<<<<

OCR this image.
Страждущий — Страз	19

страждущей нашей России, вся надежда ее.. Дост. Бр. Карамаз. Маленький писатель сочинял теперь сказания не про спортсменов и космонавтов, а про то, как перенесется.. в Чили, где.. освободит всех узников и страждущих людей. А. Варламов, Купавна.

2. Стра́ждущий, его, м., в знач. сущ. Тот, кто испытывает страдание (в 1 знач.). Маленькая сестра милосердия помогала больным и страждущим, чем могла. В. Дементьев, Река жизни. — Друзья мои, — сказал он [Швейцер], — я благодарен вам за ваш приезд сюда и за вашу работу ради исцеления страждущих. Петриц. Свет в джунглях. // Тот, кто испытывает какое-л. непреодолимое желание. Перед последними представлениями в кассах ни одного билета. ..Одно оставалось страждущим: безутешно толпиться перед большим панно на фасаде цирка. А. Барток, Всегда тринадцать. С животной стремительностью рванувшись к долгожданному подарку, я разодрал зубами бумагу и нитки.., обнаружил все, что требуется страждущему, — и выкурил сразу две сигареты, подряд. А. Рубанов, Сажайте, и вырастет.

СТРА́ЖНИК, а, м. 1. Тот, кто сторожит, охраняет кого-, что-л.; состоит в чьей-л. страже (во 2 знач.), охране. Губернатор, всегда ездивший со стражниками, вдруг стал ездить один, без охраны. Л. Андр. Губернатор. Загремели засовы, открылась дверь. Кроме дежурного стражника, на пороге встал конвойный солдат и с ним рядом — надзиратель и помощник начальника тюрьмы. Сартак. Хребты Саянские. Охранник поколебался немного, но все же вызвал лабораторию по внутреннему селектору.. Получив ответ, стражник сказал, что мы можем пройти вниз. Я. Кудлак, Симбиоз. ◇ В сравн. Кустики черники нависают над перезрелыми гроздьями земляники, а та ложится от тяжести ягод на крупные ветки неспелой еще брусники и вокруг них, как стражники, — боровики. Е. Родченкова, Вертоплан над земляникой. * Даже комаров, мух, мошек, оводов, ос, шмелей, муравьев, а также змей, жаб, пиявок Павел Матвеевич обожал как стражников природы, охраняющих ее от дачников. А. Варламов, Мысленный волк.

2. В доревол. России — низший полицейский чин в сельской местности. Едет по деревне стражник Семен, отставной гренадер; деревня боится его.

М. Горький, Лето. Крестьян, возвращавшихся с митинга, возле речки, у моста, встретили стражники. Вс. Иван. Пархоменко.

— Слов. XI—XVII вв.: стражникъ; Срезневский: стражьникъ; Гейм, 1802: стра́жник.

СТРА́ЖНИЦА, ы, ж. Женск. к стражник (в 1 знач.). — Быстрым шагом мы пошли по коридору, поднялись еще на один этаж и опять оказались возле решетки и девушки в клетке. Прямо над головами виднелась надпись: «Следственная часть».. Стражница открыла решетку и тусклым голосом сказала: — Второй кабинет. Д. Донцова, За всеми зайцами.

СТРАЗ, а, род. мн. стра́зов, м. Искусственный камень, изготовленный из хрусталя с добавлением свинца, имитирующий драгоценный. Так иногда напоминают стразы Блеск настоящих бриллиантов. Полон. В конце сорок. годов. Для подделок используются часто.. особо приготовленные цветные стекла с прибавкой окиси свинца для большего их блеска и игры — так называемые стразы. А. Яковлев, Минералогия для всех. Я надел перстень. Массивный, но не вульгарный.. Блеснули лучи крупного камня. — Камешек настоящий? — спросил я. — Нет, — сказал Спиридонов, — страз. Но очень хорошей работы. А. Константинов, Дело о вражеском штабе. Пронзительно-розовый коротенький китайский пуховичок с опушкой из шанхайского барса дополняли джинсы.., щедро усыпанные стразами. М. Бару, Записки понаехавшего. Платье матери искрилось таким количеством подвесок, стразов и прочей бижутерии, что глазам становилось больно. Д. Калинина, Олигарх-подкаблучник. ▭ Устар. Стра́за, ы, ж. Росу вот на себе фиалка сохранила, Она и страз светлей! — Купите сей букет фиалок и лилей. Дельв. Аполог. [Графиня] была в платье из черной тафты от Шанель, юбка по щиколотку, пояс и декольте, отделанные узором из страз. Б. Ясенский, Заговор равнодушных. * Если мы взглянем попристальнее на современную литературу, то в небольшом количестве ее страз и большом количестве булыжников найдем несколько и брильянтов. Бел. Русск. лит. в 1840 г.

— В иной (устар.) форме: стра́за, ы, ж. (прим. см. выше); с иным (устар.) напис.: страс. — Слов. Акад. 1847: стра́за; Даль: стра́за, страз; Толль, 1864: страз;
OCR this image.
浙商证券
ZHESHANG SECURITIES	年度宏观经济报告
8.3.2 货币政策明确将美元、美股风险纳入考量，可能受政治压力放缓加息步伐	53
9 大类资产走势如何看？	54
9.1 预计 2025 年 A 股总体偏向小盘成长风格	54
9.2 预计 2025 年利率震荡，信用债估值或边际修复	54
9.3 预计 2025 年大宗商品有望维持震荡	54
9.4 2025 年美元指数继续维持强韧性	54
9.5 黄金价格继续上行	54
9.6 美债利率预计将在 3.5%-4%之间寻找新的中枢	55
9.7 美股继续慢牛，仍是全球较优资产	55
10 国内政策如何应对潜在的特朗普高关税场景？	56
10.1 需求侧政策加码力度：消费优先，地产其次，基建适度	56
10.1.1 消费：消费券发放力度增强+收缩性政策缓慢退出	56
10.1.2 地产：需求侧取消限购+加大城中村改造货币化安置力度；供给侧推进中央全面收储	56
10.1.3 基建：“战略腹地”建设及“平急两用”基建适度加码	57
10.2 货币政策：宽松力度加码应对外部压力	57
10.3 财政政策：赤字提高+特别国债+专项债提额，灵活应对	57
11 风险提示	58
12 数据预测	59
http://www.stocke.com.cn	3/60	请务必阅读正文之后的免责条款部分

>>>>

Task brief: From the preceding material, extract every line exactly.

Answer to this problem:
OCR this image.
Страждущий — Страз	19

страждущей нашей России, вся надежда ее.. Дост. Бр. Карамаз. Маленький писатель сочинял теперь сказания не про спортсменов и космонавтов, а про то, как перенесется.. в Чили, где.. освободит всех узников и страждущих людей. А. Варламов, Купавна.

2. Стра́ждущий, его, м., в знач. сущ. Тот, кто испытывает страдание (в 1 знач.). Маленькая сестра милосердия помогала больным и страждущим, чем могла. В. Дементьев, Река жизни. — Друзья мои, — сказал он [Швейцер], — я благодарен вам за ваш приезд сюда и за вашу работу ради исцеления страждущих. Петриц. Свет в джунглях. // Тот, кто испытывает какое-л. непреодолимое желание. Перед последними представлениями в кассах ни одного билета. ..Одно оставалось страждущим: безутешно толпиться перед большим панно на фасаде цирка. А. Барток, Всегда тринадцать. С животной стремительностью рванувшись к долгожданному подарку, я разодрал зубами бумагу и нитки.., обнаружил все, что требуется страждущему, — и выкурил сразу две сигареты, подряд. А. Рубанов, Сажайте, и вырастет.

СТРА́ЖНИК, а, м. 1. Тот, кто сторожит, охраняет кого-, что-л.; состоит в чьей-л. страже (во 2 знач.), охране. Губернатор, всегда ездивший со стражниками, вдруг стал ездить один, без охраны. Л. Андр. Губернатор. Загремели засовы, открылась дверь. Кроме дежурного стражника, на пороге встал конвойный солдат и с ним рядом — надзиратель и помощник начальника тюрьмы. Сартак. Хребты Саянские. Охранник поколебался немного, но все же вызвал лабораторию по внутреннему селектору.. Получив ответ, стражник сказал, что мы можем пройти вниз. Я. Кудлак, Симбиоз. ◇ В сравн. Кустики черники нависают над перезрелыми гроздьями земляники, а та ложится от тяжести ягод на крупные ветки неспелой еще брусники и вокруг них, как стражники, — боровики. Е. Родченкова, Вертоплан над земляникой. * Даже комаров, мух, мошек, оводов, ос, шмелей, муравьев, а также змей, жаб, пиявок Павел Матвеевич обожал как стражников природы, охраняющих ее от дачников. А. Варламов, Мысленный волк.

2. В доревол. России — низший полицейский чин в сельской местности. Едет по деревне стражник Семен, отставной гренадер; деревня боится его.

М. Горький, Лето. Крестьян, возвращавшихся с митинга, возле речки, у моста, встретили стражники. Вс. Иван. Пархоменко.

— Слов. XI—XVII вв.: стражникъ; Срезневский: стражьникъ; Гейм, 1802: стра́жник.

СТРА́ЖНИЦА, ы, ж. Женск. к стражник (в 1 знач.). — Быстрым шагом мы пошли по коридору, поднялись еще на один этаж и опять оказались возле решетки и девушки в клетке. Прямо над головами виднелась надпись: «Следственная часть».. Стражница открыла решетку и тусклым голосом сказала: — Второй кабинет. Д. Донцова, За всеми зайцами.

СТРАЗ, а, род. мн. стра́зов, м. Искусственный камень, изготовленный из хрусталя с добавлением свинца, имитирующий драгоценный. Так иногда напоминают стразы Блеск настоящих бриллиантов. Полон. В конце сорок. годов. Для подделок используются часто.. особо приготовленные цветные стекла с прибавкой окиси свинца для большего их блеска и игры — так называемые стразы. А. Яковлев, Минералогия для всех. Я надел перстень. Массивный, но не вульгарный.. Блеснули лучи крупного камня. — Камешек настоящий? — спросил я. — Нет, — сказал Спиридонов, — страз. Но очень хорошей работы. А. Константинов, Дело о вражеском штабе. Пронзительно-розовый коротенький китайский пуховичок с опушкой из шанхайского барса дополняли джинсы.., щедро усыпанные стразами. М. Бару, Записки понаехавшего. Платье матери искрилось таким количеством подвесок, стразов и прочей бижутерии, что глазам становилось больно. Д. Калинина, Олигарх-подкаблучник. ▭ Устар. Стра́за, ы, ж. Росу вот на себе фиалка сохранила, Она и страз светлей! — Купите сей букет фиалок и лилей. Дельв. Аполог. [Графиня] была в платье из черной тафты от Шанель, юбка по щиколотку, пояс и декольте, отделанные узором из страз. Б. Ясенский, Заговор равнодушных. * Если мы взглянем попристальнее на современную литературу, то в небольшом количестве ее страз и большом количестве булыжников найдем несколько и брильянтов. Бел. Русск. лит. в 1840 г.

— В иной (устар.) форме: стра́за, ы, ж. (прим. см. выше); с иным (устар.) напис.: страс. — Слов. Акад. 1847: стра́за; Даль: стра́за, страз; Толль, 1864: страз;
OCR this image.
浙商证券
ZHESHANG SECURITIES	年度宏观经济报告
8.3.2 货币政策明确将美元、美股风险纳入考量，可能受政治压力放缓加息步伐	53
9 大类资产走势如何看？	54
9.1 预计 2025 年 A 股总体偏向小盘成长风格	54
9.2 预计 2025 年利率震荡，信用债估值或边际修复	54
9.3 预计 2025 年大宗商品有望维持震荡	54
9.4 2025 年美元指数继续维持强韧性	54
9.5 黄金价格继续上行	54
9.6 美债利率预计将在 3.5%-4%之间寻找新的中枢	55
9.7 美股继续慢牛，仍是全球较优资产	55
10 国内政策如何应对潜在的特朗普高关税场景？	56
10.1 需求侧政策加码力度：消费优先，地产其次，基建适度	56
10.1.1 消费：消费券发放力度增强+收缩性政策缓慢退出	56
10.1.2 地产：需求侧取消限购+加大城中村改造货币化安置力度；供给侧推进中央全面收储	56
10.1.3 基建：“战略腹地”建设及“平急两用”基建适度加码	57
10.2 货币政策：宽松力度加码应对外部压力	57
10.3 财政政策：赤字提高+特别国债+专项债提额，灵活应对	57
11 风险提示	58
12 数据预测	59
http://www.stocke.com.cn	3/60	请务必阅读正文之后的免责条款部分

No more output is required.